- **AIM OF THE EXERCISE**:
Pictures do not belong in your copy. Repeat all the other data exactly.

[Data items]
┄┄┄┄┄┄┄┄┄┄┄┄┄┄┄┄┄┄┄┄

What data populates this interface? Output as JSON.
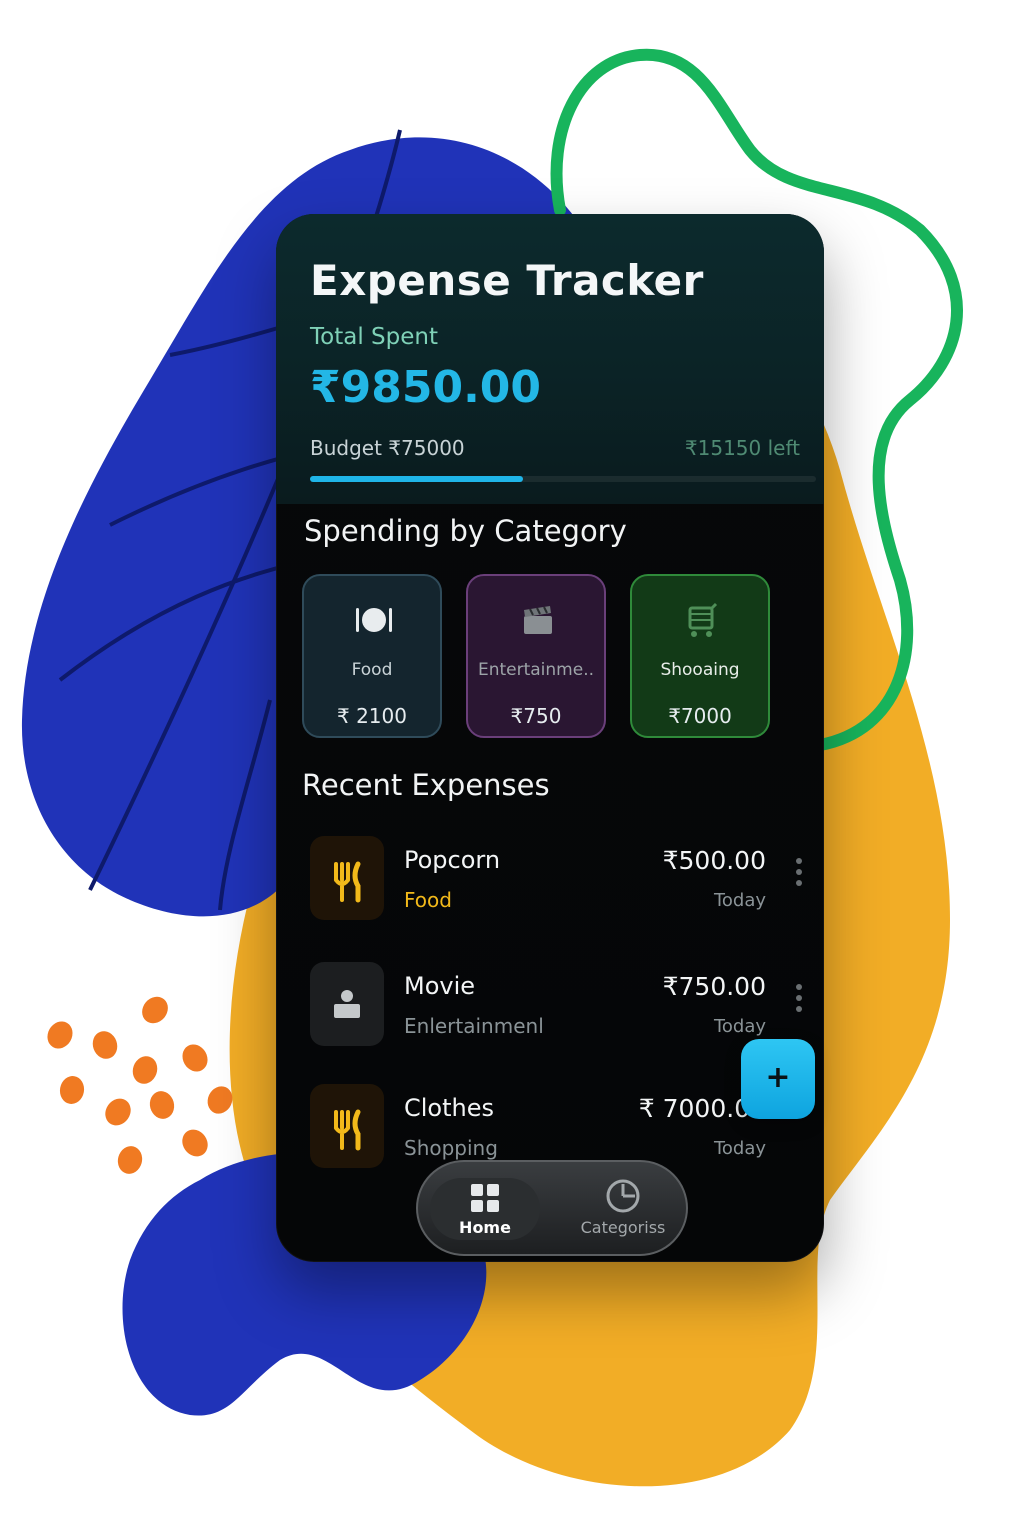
{
  "app": {
    "title": "Expense Tracker",
    "total_label": "Total Spent",
    "total_value": "₹9850.00",
    "budget_label": "Budget  ₹75000",
    "left_label": "₹15150 left",
    "budget_used_fraction": 0.42
  },
  "categories": {
    "title": "Spending by Category",
    "items": [
      {
        "name": "Food",
        "amount": "₹ 2100",
        "icon": "plate-icon",
        "color": "#2f4b5a"
      },
      {
        "name": "Entertainme..",
        "amount": "₹750",
        "icon": "clapperboard-icon",
        "color": "#6a3f7a"
      },
      {
        "name": "Shooaing",
        "amount": "₹7000",
        "icon": "cart-icon",
        "color": "#2f8a3a"
      }
    ]
  },
  "recent": {
    "title": "Recent Expenses",
    "items": [
      {
        "name": "Popcorn",
        "category": "Food",
        "amount": "₹500.00",
        "date": "Today",
        "icon": "fork-knife-icon"
      },
      {
        "name": "Movie",
        "category": "Enlertainmenl",
        "amount": "₹750.00",
        "date": "Today",
        "icon": "ticket-icon"
      },
      {
        "name": "Clothes",
        "category": "Shopping",
        "amount": "₹ 7000.00",
        "date": "Today",
        "icon": "fork-knife-icon"
      }
    ]
  },
  "nav": {
    "home_label": "Home",
    "categories_label": "Categoriss"
  },
  "fab": {
    "label": "+"
  },
  "colors": {
    "accent": "#1fb5e8",
    "food_text": "#f2b91a",
    "secondary_text": "#8a9397",
    "blob_blue": "#2033b8",
    "blob_yellow": "#f2ad26",
    "squiggle_green": "#18b45c",
    "dots_orange": "#f07a22"
  }
}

┄┄┄┄┄┄┄┄┄┄┄┄┄┄┄┄┄┄┄┄

- **REPLY**:
What data populates this interface? Output as JSON.
{
  "app": {
    "title": "Expense Tracker",
    "total_label": "Total Spent",
    "total_value": "₹9850.00",
    "budget_label": "Budget  ₹75000",
    "left_label": "₹15150 left",
    "budget_used_fraction": 0.42
  },
  "categories": {
    "title": "Spending by Category",
    "items": [
      {
        "name": "Food",
        "amount": "₹ 2100",
        "icon": "plate-icon",
        "color": "#2f4b5a"
      },
      {
        "name": "Entertainme..",
        "amount": "₹750",
        "icon": "clapperboard-icon",
        "color": "#6a3f7a"
      },
      {
        "name": "Shooaing",
        "amount": "₹7000",
        "icon": "cart-icon",
        "color": "#2f8a3a"
      }
    ]
  },
  "recent": {
    "title": "Recent Expenses",
    "items": [
      {
        "name": "Popcorn",
        "category": "Food",
        "amount": "₹500.00",
        "date": "Today",
        "icon": "fork-knife-icon"
      },
      {
        "name": "Movie",
        "category": "Enlertainmenl",
        "amount": "₹750.00",
        "date": "Today",
        "icon": "ticket-icon"
      },
      {
        "name": "Clothes",
        "category": "Shopping",
        "amount": "₹ 7000.00",
        "date": "Today",
        "icon": "fork-knife-icon"
      }
    ]
  },
  "nav": {
    "home_label": "Home",
    "categories_label": "Categoriss"
  },
  "fab": {
    "label": "+"
  },
  "colors": {
    "accent": "#1fb5e8",
    "food_text": "#f2b91a",
    "secondary_text": "#8a9397",
    "blob_blue": "#2033b8",
    "blob_yellow": "#f2ad26",
    "squiggle_green": "#18b45c",
    "dots_orange": "#f07a22"
  }
}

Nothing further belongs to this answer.